### Supplied material
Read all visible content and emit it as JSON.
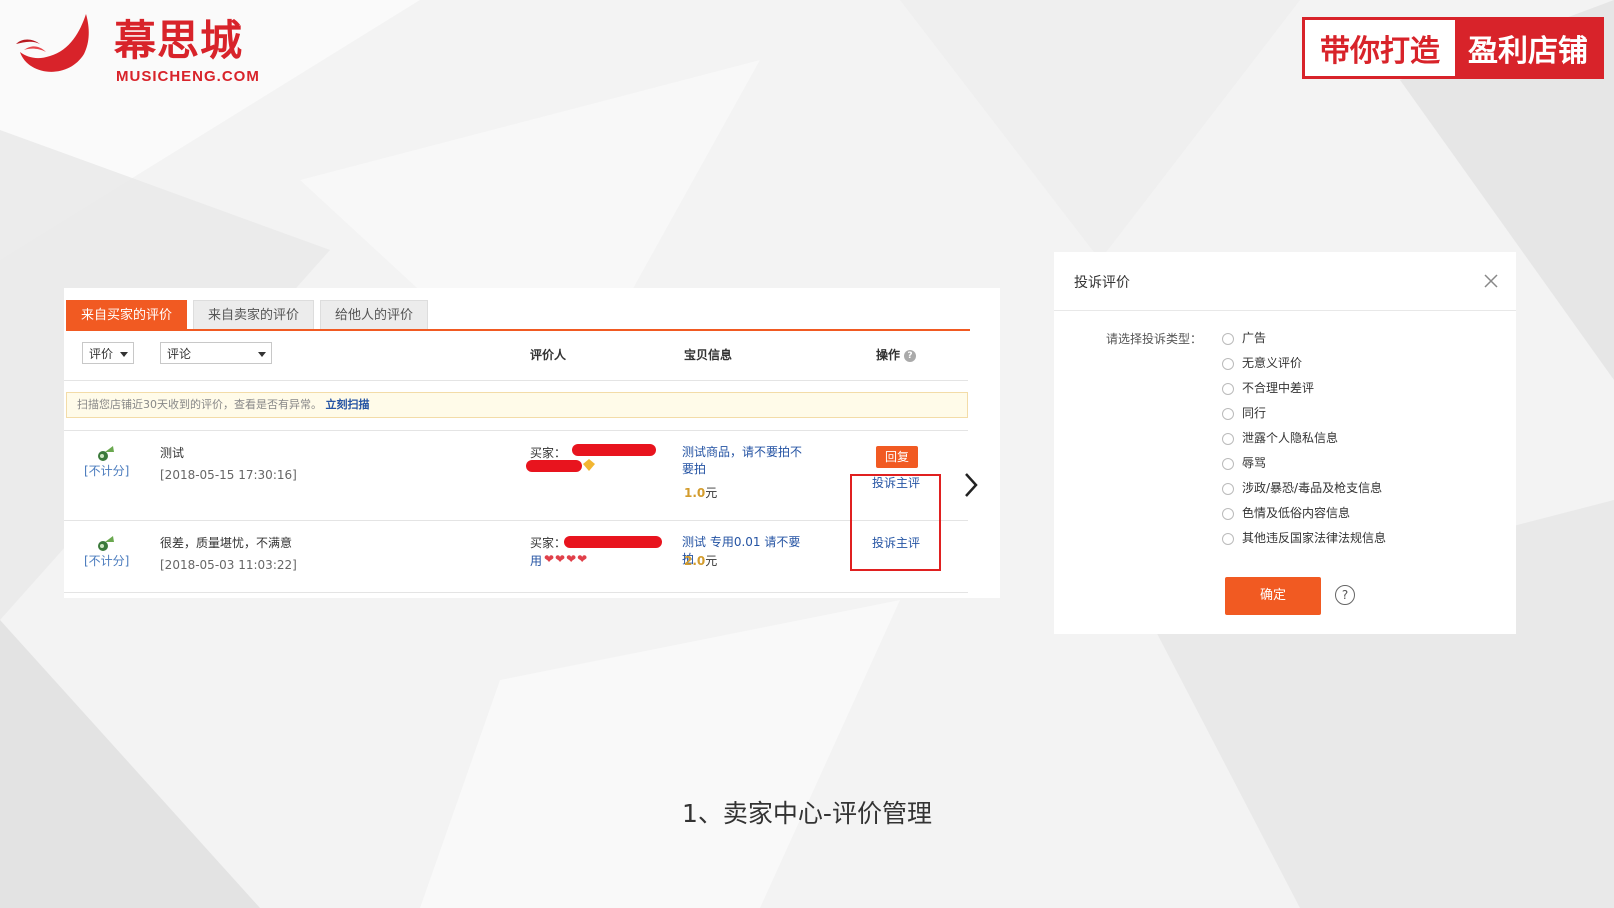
{
  "logo": {
    "cn": "幕思城",
    "en": "MUSICHENG.COM"
  },
  "slogan": {
    "left": "带你打造",
    "right": "盈利店铺"
  },
  "review_panel": {
    "tabs": [
      {
        "label": "来自买家的评价",
        "active": true
      },
      {
        "label": "来自卖家的评价",
        "active": false
      },
      {
        "label": "给他人的评价",
        "active": false
      }
    ],
    "filters": {
      "rating": "评价",
      "comment": "评论"
    },
    "columns": {
      "reviewer": "评价人",
      "item": "宝贝信息",
      "action": "操作",
      "action_help": "?"
    },
    "notice": {
      "text": "扫描您店铺近30天收到的评价，查看是否有异常。",
      "link": "立刻扫描"
    },
    "rows": [
      {
        "score_label": "[不计分]",
        "text": "测试",
        "date": "[2018-05-15 17:30:16]",
        "buyer_label": "买家：",
        "item_title": "测试商品，请不要拍不要拍",
        "price_num": "1.0",
        "price_unit": "元",
        "reply": "回复",
        "complain": "投诉主评"
      },
      {
        "score_label": "[不计分]",
        "text": "很差，质量堪忧，不满意",
        "date": "[2018-05-03 11:03:22]",
        "buyer_label": "买家：",
        "buyer_suffix": "用",
        "hearts": "❤❤❤❤",
        "item_title": "测试 专用0.01 请不要拍",
        "price_num": "2.0",
        "price_unit": "元",
        "complain": "投诉主评"
      }
    ]
  },
  "dialog": {
    "title": "投诉评价",
    "prompt": "请选择投诉类型：",
    "options": [
      "广告",
      "无意义评价",
      "不合理中差评",
      "同行",
      "泄露个人隐私信息",
      "辱骂",
      "涉政/暴恐/毒品及枪支信息",
      "色情及低俗内容信息",
      "其他违反国家法律法规信息"
    ],
    "confirm": "确定",
    "help": "?"
  },
  "caption": "1、卖家中心-评价管理",
  "colors": {
    "brand_red": "#d8232a",
    "accent_orange": "#f15a22",
    "link_blue": "#2453a3"
  }
}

### Directions for this task
Can you repeat every record above exactly, apart from the pictures?

### Answer
Read all visible content and emit it as JSON.
{
  "logo": {
    "cn": "幕思城",
    "en": "MUSICHENG.COM"
  },
  "slogan": {
    "left": "带你打造",
    "right": "盈利店铺"
  },
  "review_panel": {
    "tabs": [
      {
        "label": "来自买家的评价",
        "active": true
      },
      {
        "label": "来自卖家的评价",
        "active": false
      },
      {
        "label": "给他人的评价",
        "active": false
      }
    ],
    "filters": {
      "rating": "评价",
      "comment": "评论"
    },
    "columns": {
      "reviewer": "评价人",
      "item": "宝贝信息",
      "action": "操作",
      "action_help": "?"
    },
    "notice": {
      "text": "扫描您店铺近30天收到的评价，查看是否有异常。",
      "link": "立刻扫描"
    },
    "rows": [
      {
        "score_label": "[不计分]",
        "text": "测试",
        "date": "[2018-05-15 17:30:16]",
        "buyer_label": "买家：",
        "item_title": "测试商品，请不要拍不要拍",
        "price_num": "1.0",
        "price_unit": "元",
        "reply": "回复",
        "complain": "投诉主评"
      },
      {
        "score_label": "[不计分]",
        "text": "很差，质量堪忧，不满意",
        "date": "[2018-05-03 11:03:22]",
        "buyer_label": "买家：",
        "buyer_suffix": "用",
        "hearts": "❤❤❤❤",
        "item_title": "测试 专用0.01 请不要拍",
        "price_num": "2.0",
        "price_unit": "元",
        "complain": "投诉主评"
      }
    ]
  },
  "dialog": {
    "title": "投诉评价",
    "prompt": "请选择投诉类型：",
    "options": [
      "广告",
      "无意义评价",
      "不合理中差评",
      "同行",
      "泄露个人隐私信息",
      "辱骂",
      "涉政/暴恐/毒品及枪支信息",
      "色情及低俗内容信息",
      "其他违反国家法律法规信息"
    ],
    "confirm": "确定",
    "help": "?"
  },
  "caption": "1、卖家中心-评价管理",
  "colors": {
    "brand_red": "#d8232a",
    "accent_orange": "#f15a22",
    "link_blue": "#2453a3"
  }
}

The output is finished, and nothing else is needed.